Material supplied start

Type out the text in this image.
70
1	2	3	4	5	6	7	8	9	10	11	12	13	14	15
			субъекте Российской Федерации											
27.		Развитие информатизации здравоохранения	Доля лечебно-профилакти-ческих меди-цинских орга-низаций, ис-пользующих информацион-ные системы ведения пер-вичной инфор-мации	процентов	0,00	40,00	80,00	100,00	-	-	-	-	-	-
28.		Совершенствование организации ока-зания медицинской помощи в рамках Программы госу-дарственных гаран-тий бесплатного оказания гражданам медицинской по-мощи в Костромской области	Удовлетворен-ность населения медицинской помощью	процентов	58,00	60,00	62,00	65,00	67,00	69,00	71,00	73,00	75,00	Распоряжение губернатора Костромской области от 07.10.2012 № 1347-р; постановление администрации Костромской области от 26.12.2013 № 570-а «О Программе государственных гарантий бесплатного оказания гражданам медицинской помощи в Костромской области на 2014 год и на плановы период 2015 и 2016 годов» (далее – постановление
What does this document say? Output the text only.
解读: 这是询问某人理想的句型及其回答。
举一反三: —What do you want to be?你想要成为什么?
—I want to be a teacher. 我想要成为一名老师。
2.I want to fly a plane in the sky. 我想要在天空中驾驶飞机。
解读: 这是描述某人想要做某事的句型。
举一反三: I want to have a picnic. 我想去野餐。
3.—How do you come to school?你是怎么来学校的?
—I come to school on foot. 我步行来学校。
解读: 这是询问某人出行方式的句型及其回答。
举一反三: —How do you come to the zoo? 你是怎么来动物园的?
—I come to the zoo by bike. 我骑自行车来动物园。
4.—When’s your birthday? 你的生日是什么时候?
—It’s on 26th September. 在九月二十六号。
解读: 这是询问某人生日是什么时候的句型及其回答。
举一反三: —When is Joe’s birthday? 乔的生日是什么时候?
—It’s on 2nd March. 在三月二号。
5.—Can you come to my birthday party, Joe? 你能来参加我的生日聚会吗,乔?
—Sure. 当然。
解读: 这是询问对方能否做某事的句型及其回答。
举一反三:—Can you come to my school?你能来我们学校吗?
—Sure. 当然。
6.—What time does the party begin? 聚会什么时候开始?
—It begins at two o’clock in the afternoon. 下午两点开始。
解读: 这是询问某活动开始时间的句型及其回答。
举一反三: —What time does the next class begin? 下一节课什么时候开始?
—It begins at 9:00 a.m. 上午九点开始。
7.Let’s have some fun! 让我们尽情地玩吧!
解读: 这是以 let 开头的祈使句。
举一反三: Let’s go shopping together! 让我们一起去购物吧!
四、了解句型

Material supplied end

_Problem requirements_: Respond with the number of lines containing "want" and no additional words.

_Solution below_: 4